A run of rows
_ _ _ _
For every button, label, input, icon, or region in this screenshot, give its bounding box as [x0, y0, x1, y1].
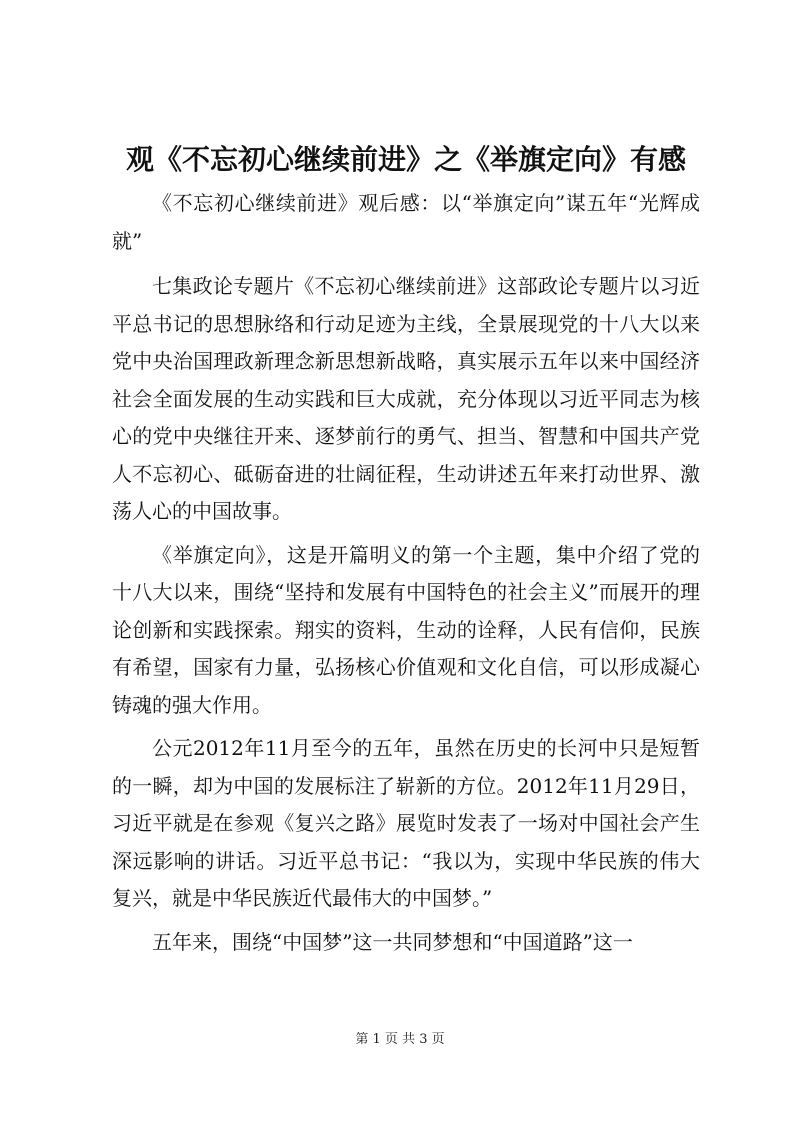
- document-body: [112, 135, 700, 961]
- paragraph: 《举旗定向》，这是开篇明义的第一个主题，集中介绍了党的十八大以来，围绕“坚持和发展有中国特色的社会主义”而展开的理论创新和实践探索。翔实的资料，生动的诠释，人民有信仰，民族有希望，国家有力量，弘扬核心价值观和文化自信，可以形成凝心铸魂的强大作用。: [112, 542, 700, 717]
- paragraph: 五年来，围绕“中国梦”这一共同梦想和“中国道路”这一: [152, 929, 633, 954]
- paragraph: 七集政论专题片《不忘初心继续前进》这部政论专题片以习近平总书记的思想脉络和行动足迹为主线，全景展现党的十八大以来党中央治国理政新理念新思想新战略，真实展示五年以来中国经济社会全面发展的生动实践和巨大成就，充分体现以习近平同志为核心的党中央继往开来、逐梦前行的勇气、担当、智慧和中国共产党人不忘初心、砥砺奋进的壮阔征程，生动讲述五年来打动世界、激荡人心的中国故事。: [112, 274, 700, 523]
- document-subtitle: 《不忘初心继续前进》观后感：以“举旗定向”谋五年“光辉成就”: [112, 191, 700, 253]
- page-footer: 第 1 页 共 3 页: [355, 1032, 445, 1047]
- paragraph: 公元2012年11月至今的五年，虽然在历史的长河中只是短暂的一瞬，却为中国的发展标注了崭新的方位。2012年11月29日，习近平就是在参观《复兴之路》展览时发表了一场对中国社会产生深远影响的讲话。习近平总书记：“我以为，实现中华民族的伟大复兴，就是中华民族近代最伟大的中国梦。”: [112, 736, 700, 910]
- document-title: 观《不忘初心继续前进》之《举旗定向》有感: [125, 143, 686, 176]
_ _ _ _
- [Brief]
Copy all of the rows above word for word, but leave out the pictures.

- [Answer to the problem]
For every button, label, input, icon, or region in this screenshot, give its bounding box as [x0, y0, x1, y1].
- document-body: [112, 135, 700, 961]
- paragraph: 《举旗定向》，这是开篇明义的第一个主题，集中介绍了党的十八大以来，围绕“坚持和发展有中国特色的社会主义”而展开的理论创新和实践探索。翔实的资料，生动的诠释，人民有信仰，民族有希望，国家有力量，弘扬核心价值观和文化自信，可以形成凝心铸魂的强大作用。: [112, 542, 700, 717]
- paragraph: 五年来，围绕“中国梦”这一共同梦想和“中国道路”这一: [152, 929, 633, 954]
- paragraph: 七集政论专题片《不忘初心继续前进》这部政论专题片以习近平总书记的思想脉络和行动足迹为主线，全景展现党的十八大以来党中央治国理政新理念新思想新战略，真实展示五年以来中国经济社会全面发展的生动实践和巨大成就，充分体现以习近平同志为核心的党中央继往开来、逐梦前行的勇气、担当、智慧和中国共产党人不忘初心、砥砺奋进的壮阔征程，生动讲述五年来打动世界、激荡人心的中国故事。: [112, 274, 700, 523]
- document-subtitle: 《不忘初心继续前进》观后感：以“举旗定向”谋五年“光辉成就”: [112, 191, 700, 253]
- page-footer: 第 1 页 共 3 页: [355, 1032, 445, 1047]
- paragraph: 公元2012年11月至今的五年，虽然在历史的长河中只是短暂的一瞬，却为中国的发展标注了崭新的方位。2012年11月29日，习近平就是在参观《复兴之路》展览时发表了一场对中国社会产生深远影响的讲话。习近平总书记：“我以为，实现中华民族的伟大复兴，就是中华民族近代最伟大的中国梦。”: [112, 736, 700, 910]
- document-title: 观《不忘初心继续前进》之《举旗定向》有感: [125, 143, 686, 176]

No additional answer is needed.